Raw records

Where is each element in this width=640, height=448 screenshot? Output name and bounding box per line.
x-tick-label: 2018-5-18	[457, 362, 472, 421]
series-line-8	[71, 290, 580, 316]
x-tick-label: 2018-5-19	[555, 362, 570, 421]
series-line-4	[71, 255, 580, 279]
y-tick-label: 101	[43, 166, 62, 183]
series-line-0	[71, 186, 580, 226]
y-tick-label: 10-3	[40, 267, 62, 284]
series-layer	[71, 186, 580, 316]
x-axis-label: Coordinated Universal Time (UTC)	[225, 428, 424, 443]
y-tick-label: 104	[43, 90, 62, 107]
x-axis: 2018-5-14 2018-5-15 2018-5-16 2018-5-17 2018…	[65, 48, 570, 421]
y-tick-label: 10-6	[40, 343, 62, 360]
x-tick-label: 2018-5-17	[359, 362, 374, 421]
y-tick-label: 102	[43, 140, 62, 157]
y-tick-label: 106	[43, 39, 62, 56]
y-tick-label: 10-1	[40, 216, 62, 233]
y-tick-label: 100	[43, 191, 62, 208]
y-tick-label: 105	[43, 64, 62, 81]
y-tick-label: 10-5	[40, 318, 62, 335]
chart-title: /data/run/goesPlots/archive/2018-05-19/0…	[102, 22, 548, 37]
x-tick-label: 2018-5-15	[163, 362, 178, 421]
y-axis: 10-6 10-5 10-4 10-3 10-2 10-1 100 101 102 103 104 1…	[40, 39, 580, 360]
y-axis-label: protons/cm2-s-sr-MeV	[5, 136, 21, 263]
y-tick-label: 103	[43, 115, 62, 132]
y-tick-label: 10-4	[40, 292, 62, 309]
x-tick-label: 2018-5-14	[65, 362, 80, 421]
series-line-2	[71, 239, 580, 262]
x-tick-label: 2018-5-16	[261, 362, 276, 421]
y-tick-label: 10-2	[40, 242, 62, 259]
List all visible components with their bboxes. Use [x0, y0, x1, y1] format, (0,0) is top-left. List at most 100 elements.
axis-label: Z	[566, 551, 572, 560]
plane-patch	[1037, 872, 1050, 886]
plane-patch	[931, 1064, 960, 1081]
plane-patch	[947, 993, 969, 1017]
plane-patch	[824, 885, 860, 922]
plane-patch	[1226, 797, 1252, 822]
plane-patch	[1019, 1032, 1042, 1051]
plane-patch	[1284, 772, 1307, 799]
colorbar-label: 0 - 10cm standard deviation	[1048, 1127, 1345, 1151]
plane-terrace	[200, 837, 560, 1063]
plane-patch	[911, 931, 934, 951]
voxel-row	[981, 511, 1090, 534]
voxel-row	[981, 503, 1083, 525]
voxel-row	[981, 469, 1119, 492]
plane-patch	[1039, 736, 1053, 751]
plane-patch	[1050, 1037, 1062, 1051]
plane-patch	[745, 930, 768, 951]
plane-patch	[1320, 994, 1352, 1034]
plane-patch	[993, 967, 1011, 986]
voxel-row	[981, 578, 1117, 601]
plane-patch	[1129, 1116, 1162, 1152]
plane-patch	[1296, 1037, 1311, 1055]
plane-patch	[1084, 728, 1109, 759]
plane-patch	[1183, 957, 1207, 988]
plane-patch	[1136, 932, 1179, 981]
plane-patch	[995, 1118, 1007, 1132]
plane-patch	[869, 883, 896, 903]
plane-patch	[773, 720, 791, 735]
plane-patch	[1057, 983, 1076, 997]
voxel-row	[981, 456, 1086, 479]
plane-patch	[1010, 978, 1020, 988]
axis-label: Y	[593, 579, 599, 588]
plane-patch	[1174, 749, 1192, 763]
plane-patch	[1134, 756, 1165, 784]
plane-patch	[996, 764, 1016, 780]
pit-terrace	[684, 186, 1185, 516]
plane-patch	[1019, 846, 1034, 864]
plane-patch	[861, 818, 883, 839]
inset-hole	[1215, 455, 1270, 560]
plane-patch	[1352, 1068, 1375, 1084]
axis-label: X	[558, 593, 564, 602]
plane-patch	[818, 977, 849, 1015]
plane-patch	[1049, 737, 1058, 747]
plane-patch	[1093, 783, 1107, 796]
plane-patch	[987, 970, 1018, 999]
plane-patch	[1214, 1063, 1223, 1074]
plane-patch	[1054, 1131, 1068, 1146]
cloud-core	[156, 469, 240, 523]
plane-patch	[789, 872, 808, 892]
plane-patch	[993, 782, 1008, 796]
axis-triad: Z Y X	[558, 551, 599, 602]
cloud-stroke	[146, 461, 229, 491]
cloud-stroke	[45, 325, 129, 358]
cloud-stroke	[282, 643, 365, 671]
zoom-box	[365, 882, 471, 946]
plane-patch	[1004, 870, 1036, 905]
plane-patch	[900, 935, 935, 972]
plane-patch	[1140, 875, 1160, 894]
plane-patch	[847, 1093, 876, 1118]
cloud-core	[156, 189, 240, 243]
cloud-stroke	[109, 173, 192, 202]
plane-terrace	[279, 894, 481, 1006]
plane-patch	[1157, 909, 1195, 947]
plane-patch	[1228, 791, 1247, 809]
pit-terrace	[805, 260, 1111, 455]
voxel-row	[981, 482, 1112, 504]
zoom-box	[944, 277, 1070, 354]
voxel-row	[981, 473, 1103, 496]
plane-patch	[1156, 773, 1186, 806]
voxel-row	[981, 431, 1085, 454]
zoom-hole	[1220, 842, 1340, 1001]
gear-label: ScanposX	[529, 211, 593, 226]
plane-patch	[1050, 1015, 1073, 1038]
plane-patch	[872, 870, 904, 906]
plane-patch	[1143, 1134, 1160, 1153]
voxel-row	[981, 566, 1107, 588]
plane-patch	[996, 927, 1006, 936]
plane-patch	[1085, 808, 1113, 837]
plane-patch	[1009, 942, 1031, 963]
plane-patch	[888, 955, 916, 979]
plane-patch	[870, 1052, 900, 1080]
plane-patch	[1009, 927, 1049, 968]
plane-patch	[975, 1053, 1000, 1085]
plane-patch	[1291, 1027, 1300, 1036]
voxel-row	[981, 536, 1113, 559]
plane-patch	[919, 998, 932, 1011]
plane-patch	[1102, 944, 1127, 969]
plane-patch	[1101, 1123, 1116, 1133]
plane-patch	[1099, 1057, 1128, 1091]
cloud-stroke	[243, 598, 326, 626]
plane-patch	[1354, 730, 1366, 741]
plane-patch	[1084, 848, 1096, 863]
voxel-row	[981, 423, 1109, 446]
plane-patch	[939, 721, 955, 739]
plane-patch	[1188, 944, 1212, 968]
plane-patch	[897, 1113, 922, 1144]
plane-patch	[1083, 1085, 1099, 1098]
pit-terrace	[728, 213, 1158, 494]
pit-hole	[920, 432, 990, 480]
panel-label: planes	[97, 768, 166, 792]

Problem description: Locate each line in the items above that contains the string "terrace" with the same capitalization, and copy every one of those lines.

Completed task:
plane-terrace	[200, 837, 560, 1063]
pit-terrace	[684, 186, 1185, 516]
plane-terrace	[279, 894, 481, 1006]
pit-terrace	[805, 260, 1111, 455]
pit-terrace	[728, 213, 1158, 494]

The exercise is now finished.